Figure collection entries:

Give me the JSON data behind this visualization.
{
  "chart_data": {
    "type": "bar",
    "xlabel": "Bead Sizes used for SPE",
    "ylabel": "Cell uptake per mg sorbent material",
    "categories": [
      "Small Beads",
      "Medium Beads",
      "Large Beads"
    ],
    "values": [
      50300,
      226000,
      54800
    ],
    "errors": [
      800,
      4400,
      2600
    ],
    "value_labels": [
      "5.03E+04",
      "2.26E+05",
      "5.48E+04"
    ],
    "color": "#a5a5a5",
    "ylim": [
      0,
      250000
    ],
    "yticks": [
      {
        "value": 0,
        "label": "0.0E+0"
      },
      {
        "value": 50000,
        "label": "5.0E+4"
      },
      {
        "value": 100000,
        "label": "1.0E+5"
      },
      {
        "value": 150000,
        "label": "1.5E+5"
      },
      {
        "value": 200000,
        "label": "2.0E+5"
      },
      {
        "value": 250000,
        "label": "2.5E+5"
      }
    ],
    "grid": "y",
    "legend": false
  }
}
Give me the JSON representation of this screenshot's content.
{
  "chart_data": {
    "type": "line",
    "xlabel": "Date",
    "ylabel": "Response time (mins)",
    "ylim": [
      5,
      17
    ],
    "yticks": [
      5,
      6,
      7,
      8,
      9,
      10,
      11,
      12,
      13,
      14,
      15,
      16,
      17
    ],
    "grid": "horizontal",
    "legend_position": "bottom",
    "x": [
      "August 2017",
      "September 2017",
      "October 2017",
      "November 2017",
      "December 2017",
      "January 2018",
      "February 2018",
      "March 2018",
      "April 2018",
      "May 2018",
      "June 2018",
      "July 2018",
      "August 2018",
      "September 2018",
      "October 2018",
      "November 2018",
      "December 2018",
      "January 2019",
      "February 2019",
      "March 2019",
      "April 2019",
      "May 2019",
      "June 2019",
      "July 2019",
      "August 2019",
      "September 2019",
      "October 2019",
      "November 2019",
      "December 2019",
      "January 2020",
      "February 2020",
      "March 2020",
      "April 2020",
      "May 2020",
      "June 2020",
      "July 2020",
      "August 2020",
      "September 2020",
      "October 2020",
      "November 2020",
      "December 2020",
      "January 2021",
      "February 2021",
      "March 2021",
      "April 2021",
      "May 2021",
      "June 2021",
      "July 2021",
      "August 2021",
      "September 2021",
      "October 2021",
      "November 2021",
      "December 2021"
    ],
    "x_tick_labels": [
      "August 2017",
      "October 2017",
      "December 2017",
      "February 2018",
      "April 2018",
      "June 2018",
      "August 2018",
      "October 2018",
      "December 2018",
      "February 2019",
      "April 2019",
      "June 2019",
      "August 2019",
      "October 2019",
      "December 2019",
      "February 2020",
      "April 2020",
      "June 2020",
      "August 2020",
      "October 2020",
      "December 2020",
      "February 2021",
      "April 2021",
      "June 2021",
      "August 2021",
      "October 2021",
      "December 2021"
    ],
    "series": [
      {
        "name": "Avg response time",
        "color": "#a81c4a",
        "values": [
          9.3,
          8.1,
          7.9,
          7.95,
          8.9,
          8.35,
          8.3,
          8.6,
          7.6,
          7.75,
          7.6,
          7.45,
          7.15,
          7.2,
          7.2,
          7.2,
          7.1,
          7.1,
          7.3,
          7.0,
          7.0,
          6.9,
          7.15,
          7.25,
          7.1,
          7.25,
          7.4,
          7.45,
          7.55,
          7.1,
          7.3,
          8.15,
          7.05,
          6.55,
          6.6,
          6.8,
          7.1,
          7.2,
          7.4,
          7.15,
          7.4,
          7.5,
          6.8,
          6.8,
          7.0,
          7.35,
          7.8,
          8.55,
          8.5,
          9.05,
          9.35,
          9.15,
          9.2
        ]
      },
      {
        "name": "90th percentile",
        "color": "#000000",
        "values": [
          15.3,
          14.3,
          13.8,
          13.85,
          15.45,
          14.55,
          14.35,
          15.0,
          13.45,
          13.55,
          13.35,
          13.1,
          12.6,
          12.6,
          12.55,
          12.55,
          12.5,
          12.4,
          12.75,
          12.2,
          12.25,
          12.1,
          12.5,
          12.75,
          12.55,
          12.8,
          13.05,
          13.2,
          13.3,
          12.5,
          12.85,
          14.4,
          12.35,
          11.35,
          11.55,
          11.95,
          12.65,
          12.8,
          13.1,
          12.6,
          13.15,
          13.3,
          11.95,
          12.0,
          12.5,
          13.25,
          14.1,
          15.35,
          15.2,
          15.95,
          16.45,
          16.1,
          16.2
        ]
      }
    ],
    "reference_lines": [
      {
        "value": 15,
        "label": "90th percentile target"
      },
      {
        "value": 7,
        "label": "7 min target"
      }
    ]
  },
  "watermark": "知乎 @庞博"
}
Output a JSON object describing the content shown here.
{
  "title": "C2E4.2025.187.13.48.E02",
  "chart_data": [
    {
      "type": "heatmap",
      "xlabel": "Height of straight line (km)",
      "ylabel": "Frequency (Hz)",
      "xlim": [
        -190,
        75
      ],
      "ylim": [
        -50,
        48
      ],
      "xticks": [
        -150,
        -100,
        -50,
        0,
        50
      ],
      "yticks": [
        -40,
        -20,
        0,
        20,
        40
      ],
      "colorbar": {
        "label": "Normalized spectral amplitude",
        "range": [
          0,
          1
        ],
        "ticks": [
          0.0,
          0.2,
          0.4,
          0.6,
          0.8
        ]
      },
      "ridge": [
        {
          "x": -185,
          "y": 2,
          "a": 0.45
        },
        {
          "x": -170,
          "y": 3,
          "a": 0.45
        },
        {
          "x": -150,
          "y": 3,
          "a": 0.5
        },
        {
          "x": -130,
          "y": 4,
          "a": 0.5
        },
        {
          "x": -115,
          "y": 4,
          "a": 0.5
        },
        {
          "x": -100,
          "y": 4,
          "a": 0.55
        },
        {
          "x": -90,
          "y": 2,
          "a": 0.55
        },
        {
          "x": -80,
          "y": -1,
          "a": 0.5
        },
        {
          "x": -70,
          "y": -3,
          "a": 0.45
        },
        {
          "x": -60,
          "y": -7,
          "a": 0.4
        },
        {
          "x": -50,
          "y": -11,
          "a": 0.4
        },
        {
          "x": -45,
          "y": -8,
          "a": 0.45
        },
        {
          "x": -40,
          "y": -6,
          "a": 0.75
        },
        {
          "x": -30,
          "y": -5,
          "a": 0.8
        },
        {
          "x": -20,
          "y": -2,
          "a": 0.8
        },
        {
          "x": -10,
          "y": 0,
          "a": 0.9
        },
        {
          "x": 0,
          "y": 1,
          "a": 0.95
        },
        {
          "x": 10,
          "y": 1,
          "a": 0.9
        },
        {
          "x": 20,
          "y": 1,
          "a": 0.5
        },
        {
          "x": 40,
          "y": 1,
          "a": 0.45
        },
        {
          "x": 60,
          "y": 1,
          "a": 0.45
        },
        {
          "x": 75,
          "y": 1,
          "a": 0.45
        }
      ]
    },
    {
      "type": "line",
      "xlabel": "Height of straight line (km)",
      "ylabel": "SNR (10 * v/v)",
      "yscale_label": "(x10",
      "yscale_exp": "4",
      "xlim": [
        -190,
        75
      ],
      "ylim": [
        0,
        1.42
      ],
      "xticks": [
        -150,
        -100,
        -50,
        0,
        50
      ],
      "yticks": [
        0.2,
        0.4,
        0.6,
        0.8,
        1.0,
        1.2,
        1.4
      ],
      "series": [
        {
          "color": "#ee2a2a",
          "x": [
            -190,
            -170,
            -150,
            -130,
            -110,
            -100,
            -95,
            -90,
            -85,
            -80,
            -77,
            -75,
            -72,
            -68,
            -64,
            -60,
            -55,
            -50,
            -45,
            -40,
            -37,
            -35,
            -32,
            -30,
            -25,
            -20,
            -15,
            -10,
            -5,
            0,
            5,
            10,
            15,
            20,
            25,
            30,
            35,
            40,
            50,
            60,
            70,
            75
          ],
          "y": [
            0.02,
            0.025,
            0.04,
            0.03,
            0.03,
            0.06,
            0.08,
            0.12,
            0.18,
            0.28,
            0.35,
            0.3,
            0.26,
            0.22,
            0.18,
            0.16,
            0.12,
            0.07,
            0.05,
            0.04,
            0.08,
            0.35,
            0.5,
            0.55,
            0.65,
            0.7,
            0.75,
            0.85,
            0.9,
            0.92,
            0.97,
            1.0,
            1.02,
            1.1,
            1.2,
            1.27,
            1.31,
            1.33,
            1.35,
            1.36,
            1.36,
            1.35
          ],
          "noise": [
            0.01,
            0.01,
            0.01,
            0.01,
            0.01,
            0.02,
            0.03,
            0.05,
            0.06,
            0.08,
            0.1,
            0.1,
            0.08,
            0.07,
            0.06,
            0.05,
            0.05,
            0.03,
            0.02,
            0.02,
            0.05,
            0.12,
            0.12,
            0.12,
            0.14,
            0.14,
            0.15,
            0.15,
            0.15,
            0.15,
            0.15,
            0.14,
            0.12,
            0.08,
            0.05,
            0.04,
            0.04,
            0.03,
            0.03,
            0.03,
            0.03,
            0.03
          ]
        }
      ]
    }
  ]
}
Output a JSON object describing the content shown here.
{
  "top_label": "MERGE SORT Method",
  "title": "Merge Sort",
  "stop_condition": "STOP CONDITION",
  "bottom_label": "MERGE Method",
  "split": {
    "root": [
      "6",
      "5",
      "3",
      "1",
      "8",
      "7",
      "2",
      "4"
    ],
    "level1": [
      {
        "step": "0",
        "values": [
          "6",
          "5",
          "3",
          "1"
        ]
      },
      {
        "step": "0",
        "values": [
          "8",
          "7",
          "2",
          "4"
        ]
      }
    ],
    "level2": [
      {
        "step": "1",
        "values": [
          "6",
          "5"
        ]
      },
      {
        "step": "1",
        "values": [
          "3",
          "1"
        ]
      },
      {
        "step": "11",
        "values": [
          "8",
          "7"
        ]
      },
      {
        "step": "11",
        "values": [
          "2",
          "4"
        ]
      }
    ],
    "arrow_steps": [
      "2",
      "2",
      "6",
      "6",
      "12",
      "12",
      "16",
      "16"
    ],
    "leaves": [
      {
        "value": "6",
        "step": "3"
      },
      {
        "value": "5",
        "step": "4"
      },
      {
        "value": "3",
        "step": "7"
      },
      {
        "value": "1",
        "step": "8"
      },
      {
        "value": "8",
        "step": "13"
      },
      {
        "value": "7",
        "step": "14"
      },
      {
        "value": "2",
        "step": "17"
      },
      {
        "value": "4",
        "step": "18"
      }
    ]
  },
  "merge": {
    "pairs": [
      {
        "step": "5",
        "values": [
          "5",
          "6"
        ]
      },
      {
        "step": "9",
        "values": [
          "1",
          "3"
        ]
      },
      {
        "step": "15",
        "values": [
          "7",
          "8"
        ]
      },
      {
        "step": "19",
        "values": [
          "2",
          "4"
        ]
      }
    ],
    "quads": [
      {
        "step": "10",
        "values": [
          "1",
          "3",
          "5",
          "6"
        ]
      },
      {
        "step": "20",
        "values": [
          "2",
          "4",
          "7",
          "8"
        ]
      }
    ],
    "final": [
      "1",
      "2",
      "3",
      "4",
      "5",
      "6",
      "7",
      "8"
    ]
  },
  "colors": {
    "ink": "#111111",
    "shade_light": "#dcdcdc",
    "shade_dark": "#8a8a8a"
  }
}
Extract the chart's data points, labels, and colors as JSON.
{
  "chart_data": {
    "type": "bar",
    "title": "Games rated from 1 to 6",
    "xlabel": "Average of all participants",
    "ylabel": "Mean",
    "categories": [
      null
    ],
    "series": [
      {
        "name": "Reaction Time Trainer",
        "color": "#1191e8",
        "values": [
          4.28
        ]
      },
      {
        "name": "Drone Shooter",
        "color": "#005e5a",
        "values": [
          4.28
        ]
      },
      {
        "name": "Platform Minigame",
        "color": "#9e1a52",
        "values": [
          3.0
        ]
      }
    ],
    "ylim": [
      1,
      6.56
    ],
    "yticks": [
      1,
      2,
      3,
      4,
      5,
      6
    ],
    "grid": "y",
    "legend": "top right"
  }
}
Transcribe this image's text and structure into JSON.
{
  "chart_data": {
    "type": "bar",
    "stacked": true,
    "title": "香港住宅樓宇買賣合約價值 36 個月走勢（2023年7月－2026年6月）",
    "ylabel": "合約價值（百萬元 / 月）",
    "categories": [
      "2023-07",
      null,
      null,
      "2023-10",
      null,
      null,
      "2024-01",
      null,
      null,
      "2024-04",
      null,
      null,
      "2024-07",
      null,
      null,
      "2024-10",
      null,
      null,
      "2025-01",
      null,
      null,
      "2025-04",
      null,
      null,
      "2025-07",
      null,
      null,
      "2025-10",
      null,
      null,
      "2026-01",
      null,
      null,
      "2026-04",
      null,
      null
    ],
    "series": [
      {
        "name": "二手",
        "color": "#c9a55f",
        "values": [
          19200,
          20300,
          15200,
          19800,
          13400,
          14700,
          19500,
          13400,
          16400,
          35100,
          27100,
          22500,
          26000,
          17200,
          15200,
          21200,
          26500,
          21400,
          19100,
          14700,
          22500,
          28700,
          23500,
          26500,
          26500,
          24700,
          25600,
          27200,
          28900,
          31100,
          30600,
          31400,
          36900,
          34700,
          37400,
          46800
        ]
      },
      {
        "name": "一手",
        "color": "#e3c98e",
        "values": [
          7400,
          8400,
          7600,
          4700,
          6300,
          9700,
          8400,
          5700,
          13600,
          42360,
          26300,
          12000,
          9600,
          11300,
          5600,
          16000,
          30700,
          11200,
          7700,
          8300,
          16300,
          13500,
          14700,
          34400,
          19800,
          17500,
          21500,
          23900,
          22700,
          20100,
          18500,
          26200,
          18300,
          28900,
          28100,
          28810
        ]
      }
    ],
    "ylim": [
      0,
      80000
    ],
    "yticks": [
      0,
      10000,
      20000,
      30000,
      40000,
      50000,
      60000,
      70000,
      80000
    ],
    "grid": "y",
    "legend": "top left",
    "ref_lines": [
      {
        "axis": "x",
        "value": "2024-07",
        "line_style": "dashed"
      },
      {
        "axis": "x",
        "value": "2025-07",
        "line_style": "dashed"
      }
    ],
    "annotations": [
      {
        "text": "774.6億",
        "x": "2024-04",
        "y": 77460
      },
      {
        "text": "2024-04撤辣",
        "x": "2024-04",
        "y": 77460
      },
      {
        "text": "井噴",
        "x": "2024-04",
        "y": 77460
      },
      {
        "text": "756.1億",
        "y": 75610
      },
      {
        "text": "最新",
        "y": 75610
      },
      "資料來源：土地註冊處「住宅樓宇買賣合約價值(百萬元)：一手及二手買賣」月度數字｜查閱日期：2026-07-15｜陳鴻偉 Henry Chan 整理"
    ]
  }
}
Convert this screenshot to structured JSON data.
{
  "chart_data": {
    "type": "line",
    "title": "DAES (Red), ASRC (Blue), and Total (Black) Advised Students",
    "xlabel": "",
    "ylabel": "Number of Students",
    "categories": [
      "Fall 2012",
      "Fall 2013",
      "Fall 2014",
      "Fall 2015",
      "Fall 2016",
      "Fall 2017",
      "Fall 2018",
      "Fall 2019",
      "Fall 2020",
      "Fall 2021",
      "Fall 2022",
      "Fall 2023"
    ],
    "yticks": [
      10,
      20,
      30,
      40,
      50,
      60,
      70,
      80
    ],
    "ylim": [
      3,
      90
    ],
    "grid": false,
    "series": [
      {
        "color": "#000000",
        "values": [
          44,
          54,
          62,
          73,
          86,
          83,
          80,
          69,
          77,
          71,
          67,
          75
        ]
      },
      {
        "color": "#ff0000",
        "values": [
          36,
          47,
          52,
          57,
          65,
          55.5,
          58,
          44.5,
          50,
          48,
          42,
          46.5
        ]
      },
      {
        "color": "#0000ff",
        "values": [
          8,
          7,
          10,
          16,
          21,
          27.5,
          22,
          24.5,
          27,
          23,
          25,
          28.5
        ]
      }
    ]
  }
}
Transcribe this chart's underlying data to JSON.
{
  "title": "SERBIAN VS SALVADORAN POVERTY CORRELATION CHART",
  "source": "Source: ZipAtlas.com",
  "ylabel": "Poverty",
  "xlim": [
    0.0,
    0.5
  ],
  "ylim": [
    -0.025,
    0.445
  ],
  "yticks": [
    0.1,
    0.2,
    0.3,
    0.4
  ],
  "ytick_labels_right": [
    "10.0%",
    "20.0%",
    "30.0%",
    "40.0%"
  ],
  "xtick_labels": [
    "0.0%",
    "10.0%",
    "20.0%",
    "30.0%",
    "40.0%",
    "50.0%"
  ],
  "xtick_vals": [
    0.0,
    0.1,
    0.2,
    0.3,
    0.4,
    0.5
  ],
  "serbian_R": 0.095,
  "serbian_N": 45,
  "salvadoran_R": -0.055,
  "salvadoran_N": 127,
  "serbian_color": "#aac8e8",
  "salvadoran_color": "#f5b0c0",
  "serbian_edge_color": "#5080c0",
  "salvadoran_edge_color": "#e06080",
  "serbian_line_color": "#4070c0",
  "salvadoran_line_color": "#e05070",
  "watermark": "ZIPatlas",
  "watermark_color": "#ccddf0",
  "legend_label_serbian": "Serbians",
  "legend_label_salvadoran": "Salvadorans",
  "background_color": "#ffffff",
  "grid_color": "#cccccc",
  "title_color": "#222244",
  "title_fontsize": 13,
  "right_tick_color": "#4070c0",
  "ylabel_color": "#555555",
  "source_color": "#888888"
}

* [BRIEF]: Scan the entries above. Copy each line that has the string "Beads".

* [REPLY TO THE EXERCISE]:
      "Small Beads",
      "Medium Beads",
      "Large Beads"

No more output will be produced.